▸ **Instructions for the task**:
From the entries below, count the lines with "yang". Write only the count.
──────── Dataset content
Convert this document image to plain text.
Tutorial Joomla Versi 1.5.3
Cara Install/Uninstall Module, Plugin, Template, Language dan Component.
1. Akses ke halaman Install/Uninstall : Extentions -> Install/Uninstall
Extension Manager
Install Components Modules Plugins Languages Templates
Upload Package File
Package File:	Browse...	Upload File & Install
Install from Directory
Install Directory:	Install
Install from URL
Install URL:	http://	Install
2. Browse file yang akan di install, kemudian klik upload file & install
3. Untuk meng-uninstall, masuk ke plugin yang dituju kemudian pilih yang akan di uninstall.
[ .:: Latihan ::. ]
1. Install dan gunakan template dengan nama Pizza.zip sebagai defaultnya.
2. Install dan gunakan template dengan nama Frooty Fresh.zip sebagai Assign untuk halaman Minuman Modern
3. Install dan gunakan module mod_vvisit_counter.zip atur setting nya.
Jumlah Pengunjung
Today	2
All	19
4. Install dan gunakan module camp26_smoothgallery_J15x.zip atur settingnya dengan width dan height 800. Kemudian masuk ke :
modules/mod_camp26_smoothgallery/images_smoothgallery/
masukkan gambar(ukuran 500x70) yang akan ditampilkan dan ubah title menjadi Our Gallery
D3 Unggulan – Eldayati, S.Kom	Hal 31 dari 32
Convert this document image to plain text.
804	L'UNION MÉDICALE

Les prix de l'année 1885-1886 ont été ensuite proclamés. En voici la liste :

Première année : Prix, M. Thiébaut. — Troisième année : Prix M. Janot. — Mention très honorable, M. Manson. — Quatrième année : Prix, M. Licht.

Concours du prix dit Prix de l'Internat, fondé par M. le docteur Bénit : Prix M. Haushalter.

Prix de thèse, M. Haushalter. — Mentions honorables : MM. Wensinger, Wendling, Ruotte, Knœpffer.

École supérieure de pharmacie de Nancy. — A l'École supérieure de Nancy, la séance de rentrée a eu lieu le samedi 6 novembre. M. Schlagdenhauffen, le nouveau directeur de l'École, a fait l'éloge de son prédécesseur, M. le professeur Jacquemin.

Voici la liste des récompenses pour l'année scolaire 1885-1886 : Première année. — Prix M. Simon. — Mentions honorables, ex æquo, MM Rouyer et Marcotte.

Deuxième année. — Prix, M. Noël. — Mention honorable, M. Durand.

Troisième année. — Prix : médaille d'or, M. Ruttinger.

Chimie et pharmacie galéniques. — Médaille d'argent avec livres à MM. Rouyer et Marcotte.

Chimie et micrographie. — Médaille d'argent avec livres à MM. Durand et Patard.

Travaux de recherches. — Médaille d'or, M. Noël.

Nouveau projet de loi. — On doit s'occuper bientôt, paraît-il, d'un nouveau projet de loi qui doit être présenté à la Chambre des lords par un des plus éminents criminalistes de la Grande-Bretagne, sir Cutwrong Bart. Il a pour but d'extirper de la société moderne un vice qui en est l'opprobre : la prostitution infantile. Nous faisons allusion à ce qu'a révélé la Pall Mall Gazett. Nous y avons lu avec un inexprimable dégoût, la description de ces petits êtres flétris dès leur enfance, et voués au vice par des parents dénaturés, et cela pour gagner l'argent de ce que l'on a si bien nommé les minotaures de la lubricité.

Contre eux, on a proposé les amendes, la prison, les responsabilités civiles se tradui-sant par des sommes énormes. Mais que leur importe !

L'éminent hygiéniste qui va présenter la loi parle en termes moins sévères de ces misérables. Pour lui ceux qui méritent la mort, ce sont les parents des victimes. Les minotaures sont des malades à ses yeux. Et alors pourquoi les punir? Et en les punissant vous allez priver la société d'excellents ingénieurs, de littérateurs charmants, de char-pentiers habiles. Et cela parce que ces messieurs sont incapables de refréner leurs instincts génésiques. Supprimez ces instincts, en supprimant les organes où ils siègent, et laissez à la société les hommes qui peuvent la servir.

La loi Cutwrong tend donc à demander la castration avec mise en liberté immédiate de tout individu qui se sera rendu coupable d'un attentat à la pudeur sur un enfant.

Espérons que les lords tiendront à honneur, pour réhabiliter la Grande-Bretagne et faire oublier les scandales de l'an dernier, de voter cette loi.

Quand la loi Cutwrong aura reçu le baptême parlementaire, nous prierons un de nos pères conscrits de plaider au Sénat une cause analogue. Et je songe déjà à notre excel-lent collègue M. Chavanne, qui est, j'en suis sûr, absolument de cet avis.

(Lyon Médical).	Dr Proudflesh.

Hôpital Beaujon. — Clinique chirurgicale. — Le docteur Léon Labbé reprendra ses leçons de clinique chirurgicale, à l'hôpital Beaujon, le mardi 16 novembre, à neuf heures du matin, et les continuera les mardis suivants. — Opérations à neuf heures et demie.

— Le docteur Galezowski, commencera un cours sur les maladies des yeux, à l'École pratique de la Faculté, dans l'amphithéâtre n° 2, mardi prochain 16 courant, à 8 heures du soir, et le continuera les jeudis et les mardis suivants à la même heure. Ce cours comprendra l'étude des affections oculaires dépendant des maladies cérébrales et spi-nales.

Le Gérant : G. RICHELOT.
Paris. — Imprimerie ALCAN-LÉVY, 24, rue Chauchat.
────────────────
▸ **Result of the task**:
3